EXERCISE REQUIREMENTS:
Give the number of lines that contain the string "sera", and nothing else.

GIVEN RECORDS:

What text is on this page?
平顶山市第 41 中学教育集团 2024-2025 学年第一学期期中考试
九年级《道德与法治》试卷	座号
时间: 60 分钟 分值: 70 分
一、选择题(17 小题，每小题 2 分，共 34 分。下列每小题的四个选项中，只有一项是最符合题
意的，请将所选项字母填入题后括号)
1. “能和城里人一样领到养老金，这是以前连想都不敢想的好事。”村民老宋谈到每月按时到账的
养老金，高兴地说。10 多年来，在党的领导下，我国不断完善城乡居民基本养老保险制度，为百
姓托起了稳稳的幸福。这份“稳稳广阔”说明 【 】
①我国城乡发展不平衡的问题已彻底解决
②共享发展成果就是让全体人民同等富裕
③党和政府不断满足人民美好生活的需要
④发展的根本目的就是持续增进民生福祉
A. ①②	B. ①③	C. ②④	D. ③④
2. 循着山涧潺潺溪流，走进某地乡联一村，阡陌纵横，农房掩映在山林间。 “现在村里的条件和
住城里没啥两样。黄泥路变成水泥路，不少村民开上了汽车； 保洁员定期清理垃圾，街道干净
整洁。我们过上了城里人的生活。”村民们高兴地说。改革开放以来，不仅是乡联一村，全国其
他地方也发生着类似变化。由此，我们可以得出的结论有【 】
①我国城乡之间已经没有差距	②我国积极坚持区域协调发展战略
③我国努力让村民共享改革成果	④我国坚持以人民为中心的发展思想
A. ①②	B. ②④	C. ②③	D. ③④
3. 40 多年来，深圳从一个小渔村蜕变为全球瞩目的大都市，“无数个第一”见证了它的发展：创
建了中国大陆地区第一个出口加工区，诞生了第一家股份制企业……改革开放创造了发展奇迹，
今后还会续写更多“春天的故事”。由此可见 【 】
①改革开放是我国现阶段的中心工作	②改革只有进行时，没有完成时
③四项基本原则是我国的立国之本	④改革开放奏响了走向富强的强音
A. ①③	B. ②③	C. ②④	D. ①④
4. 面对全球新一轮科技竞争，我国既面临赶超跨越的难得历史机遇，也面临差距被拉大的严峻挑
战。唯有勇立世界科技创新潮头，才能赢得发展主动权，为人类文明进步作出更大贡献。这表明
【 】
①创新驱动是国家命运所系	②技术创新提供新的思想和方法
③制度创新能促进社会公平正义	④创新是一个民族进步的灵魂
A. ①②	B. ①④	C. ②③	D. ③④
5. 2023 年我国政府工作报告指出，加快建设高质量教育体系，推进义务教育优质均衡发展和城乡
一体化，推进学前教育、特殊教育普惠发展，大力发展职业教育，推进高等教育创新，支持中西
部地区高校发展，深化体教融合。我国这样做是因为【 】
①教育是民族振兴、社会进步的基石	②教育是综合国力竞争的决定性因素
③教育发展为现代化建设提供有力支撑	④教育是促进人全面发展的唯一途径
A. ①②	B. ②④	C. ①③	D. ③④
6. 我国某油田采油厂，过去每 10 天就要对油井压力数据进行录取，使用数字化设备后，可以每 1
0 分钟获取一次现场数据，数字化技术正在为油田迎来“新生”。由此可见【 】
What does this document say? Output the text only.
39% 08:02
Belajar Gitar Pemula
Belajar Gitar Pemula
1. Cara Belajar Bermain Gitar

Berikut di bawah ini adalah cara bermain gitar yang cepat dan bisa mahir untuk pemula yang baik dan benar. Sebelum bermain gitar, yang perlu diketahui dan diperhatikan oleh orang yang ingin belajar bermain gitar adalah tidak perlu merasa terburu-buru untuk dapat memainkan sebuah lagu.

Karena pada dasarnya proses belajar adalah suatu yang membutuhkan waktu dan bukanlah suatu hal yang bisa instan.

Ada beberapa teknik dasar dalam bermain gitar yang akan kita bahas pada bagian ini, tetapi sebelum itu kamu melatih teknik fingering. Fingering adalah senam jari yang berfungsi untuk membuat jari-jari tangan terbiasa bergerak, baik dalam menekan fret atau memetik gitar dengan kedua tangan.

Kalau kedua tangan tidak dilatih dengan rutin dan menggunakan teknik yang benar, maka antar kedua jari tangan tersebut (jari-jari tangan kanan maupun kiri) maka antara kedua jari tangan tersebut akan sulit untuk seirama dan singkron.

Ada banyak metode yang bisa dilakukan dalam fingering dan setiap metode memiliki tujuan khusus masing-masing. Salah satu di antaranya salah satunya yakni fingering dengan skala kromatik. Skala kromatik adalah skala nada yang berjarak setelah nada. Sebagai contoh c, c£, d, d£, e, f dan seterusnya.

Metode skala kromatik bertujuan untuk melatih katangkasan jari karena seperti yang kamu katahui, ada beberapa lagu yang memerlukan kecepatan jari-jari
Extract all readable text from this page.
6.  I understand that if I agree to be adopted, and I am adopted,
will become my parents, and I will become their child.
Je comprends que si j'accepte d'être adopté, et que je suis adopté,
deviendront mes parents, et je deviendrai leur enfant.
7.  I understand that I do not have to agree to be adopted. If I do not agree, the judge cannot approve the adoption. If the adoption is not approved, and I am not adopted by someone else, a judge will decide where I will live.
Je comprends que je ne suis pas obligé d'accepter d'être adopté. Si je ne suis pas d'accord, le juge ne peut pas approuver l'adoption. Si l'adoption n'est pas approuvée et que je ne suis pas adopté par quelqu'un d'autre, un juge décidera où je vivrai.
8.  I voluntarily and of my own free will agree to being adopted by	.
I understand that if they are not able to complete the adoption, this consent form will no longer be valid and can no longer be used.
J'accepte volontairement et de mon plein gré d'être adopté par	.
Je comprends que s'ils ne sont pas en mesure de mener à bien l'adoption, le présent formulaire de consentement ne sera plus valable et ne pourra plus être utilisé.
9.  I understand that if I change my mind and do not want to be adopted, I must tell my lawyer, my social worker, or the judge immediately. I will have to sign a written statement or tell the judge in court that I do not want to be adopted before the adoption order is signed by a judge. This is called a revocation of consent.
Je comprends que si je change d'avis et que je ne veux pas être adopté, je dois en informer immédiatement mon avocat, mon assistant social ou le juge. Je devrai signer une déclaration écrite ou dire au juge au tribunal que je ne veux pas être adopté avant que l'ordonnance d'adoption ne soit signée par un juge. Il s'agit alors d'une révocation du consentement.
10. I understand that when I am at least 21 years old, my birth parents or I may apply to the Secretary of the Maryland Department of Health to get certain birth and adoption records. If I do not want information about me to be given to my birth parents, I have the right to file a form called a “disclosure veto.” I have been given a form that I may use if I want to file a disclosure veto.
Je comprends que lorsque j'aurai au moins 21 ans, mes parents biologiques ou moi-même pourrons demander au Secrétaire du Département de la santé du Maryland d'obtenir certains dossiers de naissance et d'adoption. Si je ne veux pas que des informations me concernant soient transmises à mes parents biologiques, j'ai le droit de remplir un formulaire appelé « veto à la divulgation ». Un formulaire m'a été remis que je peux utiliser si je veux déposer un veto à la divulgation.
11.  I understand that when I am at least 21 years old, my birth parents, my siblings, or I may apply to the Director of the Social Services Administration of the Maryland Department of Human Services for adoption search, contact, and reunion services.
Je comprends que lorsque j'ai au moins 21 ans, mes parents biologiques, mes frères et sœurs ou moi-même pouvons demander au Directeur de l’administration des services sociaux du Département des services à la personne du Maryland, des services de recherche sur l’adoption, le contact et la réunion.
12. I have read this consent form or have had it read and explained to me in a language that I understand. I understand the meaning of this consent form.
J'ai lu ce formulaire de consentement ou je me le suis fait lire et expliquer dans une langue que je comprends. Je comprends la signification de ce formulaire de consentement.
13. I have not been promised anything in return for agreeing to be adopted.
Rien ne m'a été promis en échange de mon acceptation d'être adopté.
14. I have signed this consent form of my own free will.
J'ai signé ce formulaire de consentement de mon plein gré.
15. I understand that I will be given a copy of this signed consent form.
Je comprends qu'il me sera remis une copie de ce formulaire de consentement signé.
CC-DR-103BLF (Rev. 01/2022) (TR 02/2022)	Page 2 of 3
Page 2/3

RESULT OF THIS EXERCISE:
2